SET PROBLEM 1
According to the AMX tutorial, how many rows will Brel have in this case?
SET PROBLEM 2
Please resume the AMX tutorial right after its final sentence.

AMX intrinsics, like AVX, can be accessed by including immintrin.h.

#include <immintrin.h>

Enable AMX

AMX may be disabled by default, so we enable it using the arch_prctl system call.

if (syscall(SYS_arch_prctl, ARCH_REQ_XCOMP_PERM, XFEATURE_XTILEDATA) < 0) {
    printf("Failed to enable XFEATURE_XTILEDATA\n");
    exit(-1);
}

Initialize Matrices A, B, and C

Prepare A, B, and C, and initialize A and B with some values. Note that C is of type uint32_t. (The types of A and B are uint8_t, so we use the remainder when divided by 256, which causes them to wrap around to 0.)

std::array<std::uint8_t, M * K> A;
std::array<std::uint8_t, K * N> B;
std::array<std::uint32_t, M * N> C;
for (int i = 0; i < M; i++) {
    for (int j = 0; j < K; j++) {
        A[(i * K) + j] = static_cast<std::uint8_t>(((i * K) + j) % 256);
    }
}
for (int i = 0; i < K; i++) {
    for (int j = 0; j < N; j++) {
        B[(i * N) + j] = static_cast<std::uint8_t>(((i * N) + j) % 256);
    }
}

Change Memory Layout of B

Reorder the data in B to match the AMX layout. Note that the number of rows and columns of Brel changes. The number of rows in Brel will be the same as the number of rows in B divided by 4. (In this case, B has 128 rows, so Brel will have 32 rows).

RAW DATA
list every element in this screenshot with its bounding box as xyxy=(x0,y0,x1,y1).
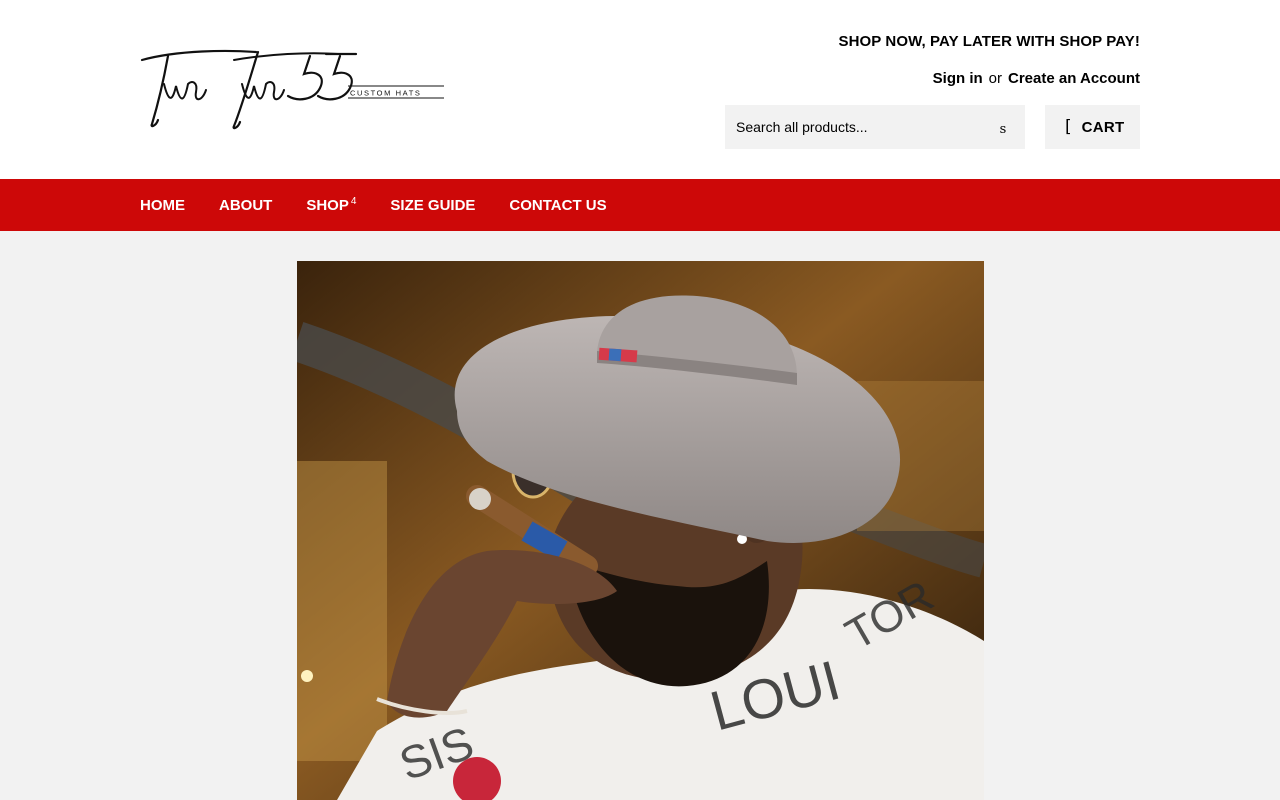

FINAL ANSWER 1
Brel will have 32 rows, because B has 128 rows.

FINAL ANSWER 2
std::array<std::uint8_t, (K / 4) * (N * 4)> Brel;
for (int i = 0; i < K; i += 4) {
    for (int j = 0; j < N; j++) {
        Brel[(i * N) + (j * 4) + 0] = B[((i + 0) * N) + j];
        Brel[(i * N) + (j * 4) + 1] = B[((i + 1) * N) + j];
        Brel[(i * N) + (j * 4) + 2] = B[((i + 2) * N) + j];
        Brel[(i * N) + (j * 4) + 3] = B[((i + 3) * N) + j];
    }
}

Tile Configuration

Initialize the TILEDATA registers. The arguments to __tile1024i specify the matrix size in the order of rows, colb. In the sample code, all are set to rows = 16, colb = 64.
Each corresponds to a tile in the diagram below.

__tile1024i tile_a1 = {M, K / 2};          // {16, 64}
__tile1024i tile_a2 = {M, K / 2};          // {16, 64}
__tile1024i tile_b1 = {K / 4 / 2, N * 4};  // {16, 64}
__tile1024i tile_b2 = {K / 4 / 2, N * 4};  // {16, 64}
__tile1024i tile_c = {M, N * 4};           // {16, 64}

Tile Load

Load matrices A and Brel into TILEDATA registers. The strides are K [bytes/row] and N*4 [bytes/row] respectively, and the type is uint8_t, so the strides are K and N*4.

__tile_loadd(&tile_a1, A.data(), K);
__tile_loadd(&tile_a2, A.data() + (K / 2), K);
__tile_loadd(&tile_b1, Brel.data(), N * 4);
__tile_loadd(&tile_b2, Brel.data() + ((K / 4) / 2 * N * 4), N * 4);

TMUL Operation

Calculate the matrix product. Since this is unsigned INT8, we use dpbuud. TILEDATA registers are implicitly zero-filled in their initial state, so there is no need to initialize tile_c with __tile_zero.

__tile_dpbuud(&tile_c, tile_a1, tile_b1);
__tile_dpbuud(&tile_c, tile_a2, tile_b2);

Tile Store

Store the calculation result into the memory for C. Each row consists of N*4-byte integers, for a total of N*4 bytes, so we specify N4 for the stride.

__tile_stored(C.data(), N * 4, tile_c);

Tile Release

Reset TILECFG and TILEDATA to their initial state.

_tile_release();

Full Sample Code

Here is the full sample code used in the explanation above.
Comments in the code indicate the corresponding section titles in this article.

Sample Code (__tile1024i ver.)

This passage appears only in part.